'''
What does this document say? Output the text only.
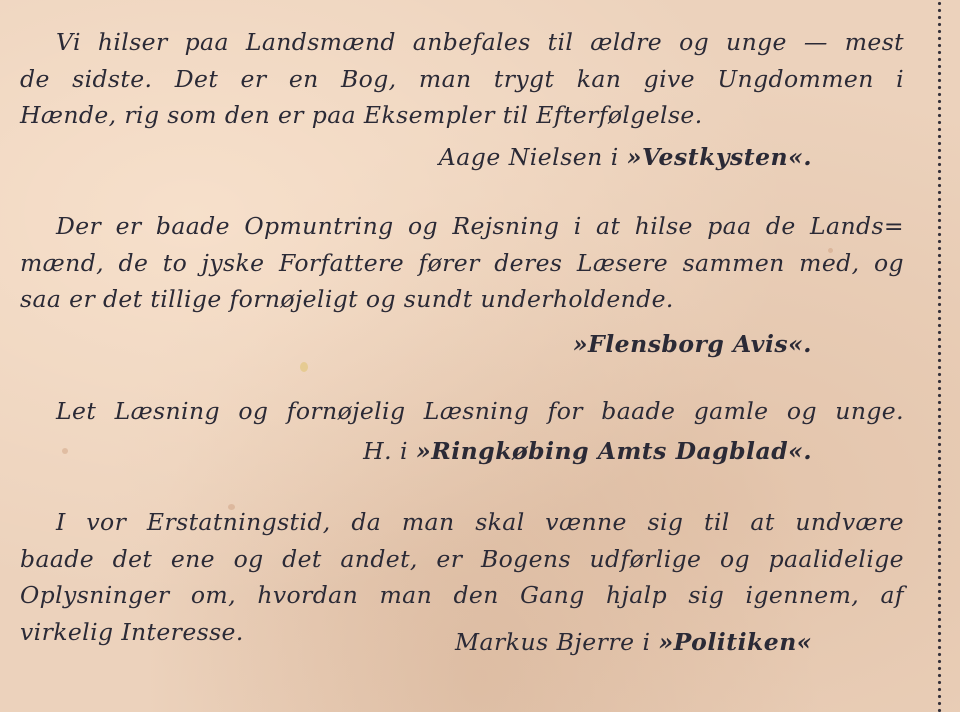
Vi hilser paa Landsmænd anbefales til ældre og unge — mest
de sidste. Det er en Bog, man trygt kan give Ungdommen i
Hænde, rig som den er paa Eksempler til Efterfølgelse.
Aage Nielsen i »Vestkysten«.
Der er baade Opmuntring og Rejsning i at hilse paa de Lands=
mænd, de to jyske Forfattere fører deres Læsere sammen med, og
saa er det tillige fornøjeligt og sundt underholdende.
»Flensborg Avis«.
Let Læsning og fornøjelig Læsning for baade gamle og unge.
H. i »Ringkøbing Amts Dagblad«.
I vor Erstatningstid, da man skal vænne sig til at undvære
baade det ene og det andet, er Bogens udførlige og paalidelige
Oplysninger om, hvordan man den Gang hjalp sig igennem, af
virkelig Interesse.	Markus Bjerre i »Politiken«
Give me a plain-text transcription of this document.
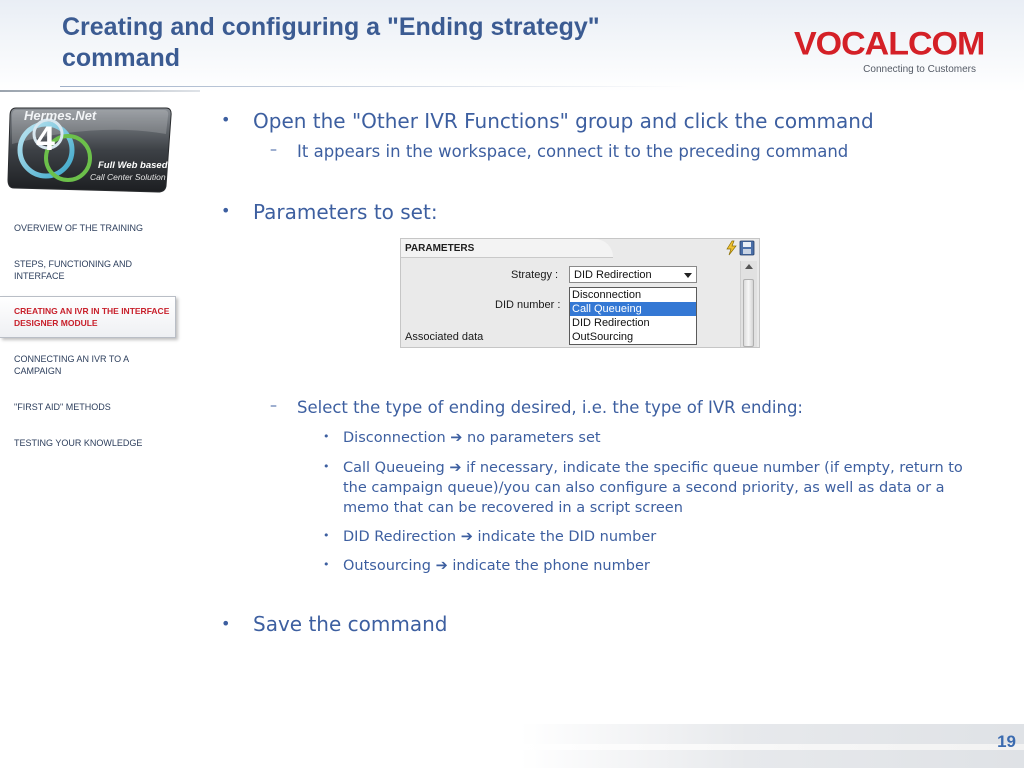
Creating and configuring a "Ending strategy"
command	VOCALCOM
Connecting to Customers
Hermes.Net
4
Full Web based
Call Center Solution
OVERVIEW OF THE TRAINING
STEPS, FUNCTIONING AND INTERFACE
CREATING AN IVR IN THE INTERFACE DESIGNER MODULE
CONNECTING AN IVR TO A CAMPAIGN
"FIRST AID" METHODS
TESTING YOUR KNOWLEDGE
• Open the "Other IVR Functions" group and click the command
– It appears in the workspace, connect it to the preceding command
• Parameters to set:
PARAMETERS
Strategy :	DID Redirection
Disconnection
Call Queueing
DID Redirection
OutSourcing
DID number :
Associated data
– Select the type of ending desired, i.e. the type of IVR ending:
• Disconnection ➔ no parameters set
• Call Queueing ➔ if necessary, indicate the specific queue number (if empty, return to the campaign queue)/you can also configure a second priority, as well as data or a memo that can be recovered in a script screen
• DID Redirection ➔ indicate the DID number
• Outsourcing ➔ indicate the phone number
• Save the command
19
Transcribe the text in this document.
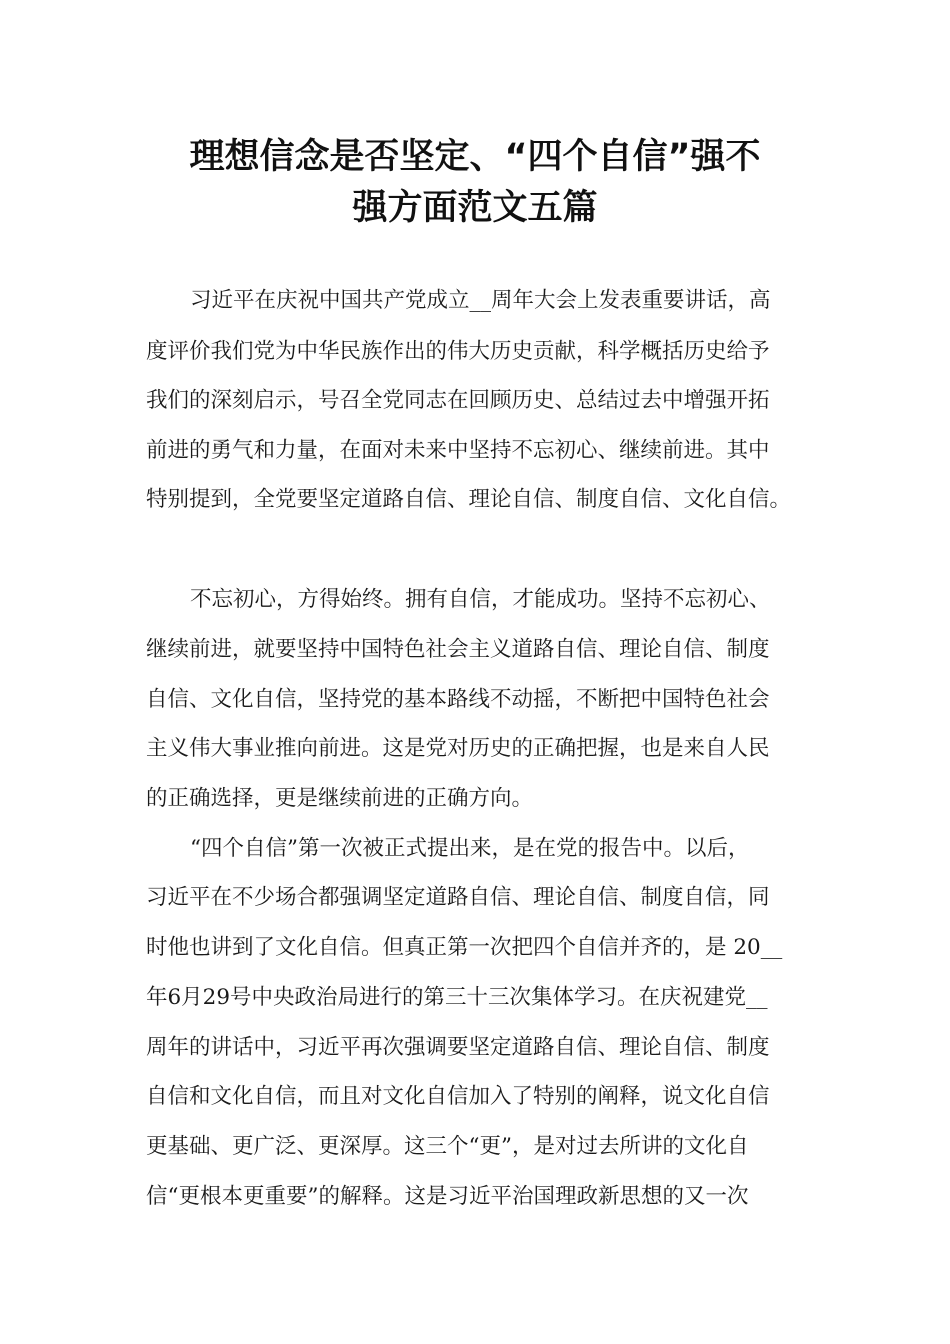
理想信念是否坚定、“四个自信”强不
强方面范文五篇

习近平在庆祝中国共产党成立__周年大会上发表重要讲话，高

度评价我们党为中华民族作出的伟大历史贡献，科学概括历史给予

我们的深刻启示，号召全党同志在回顾历史、总结过去中增强开拓

前进的勇气和力量，在面对未来中坚持不忘初心、继续前进。其中

特别提到，全党要坚定道路自信、理论自信、制度自信、文化自信。

不忘初心，方得始终。拥有自信，才能成功。坚持不忘初心、

继续前进，就要坚持中国特色社会主义道路自信、理论自信、制度

自信、文化自信，坚持党的基本路线不动摇，不断把中国特色社会

主义伟大事业推向前进。这是党对历史的正确把握，也是来自人民

的正确选择，更是继续前进的正确方向。

“四个自信”第一次被正式提出来，是在党的报告中。以后，

习近平在不少场合都强调坚定道路自信、理论自信、制度自信，同

时他也讲到了文化自信。但真正第一次把四个自信并齐的，是 20__

年6月29号中央政治局进行的第三十三次集体学习。在庆祝建党__

周年的讲话中，习近平再次强调要坚定道路自信、理论自信、制度

自信和文化自信，而且对文化自信加入了特别的阐释，说文化自信

更基础、更广泛、更深厚。这三个“更”，是对过去所讲的文化自

信“更根本更重要”的解释。这是习近平治国理政新思想的又一次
'''
• _TASK DETAILS_
Collect each line above holding the string "number".

• _OUTPUT_
DID number :
• Call Queueing ➔ if necessary, indicate the specific queue number (if empty, return to the campaign queue)/you can also configure a second priority, as well as data or a memo that can be recovered in a script screen
• DID Redirection ➔ indicate the DID number
• Outsourcing ➔ indicate the phone number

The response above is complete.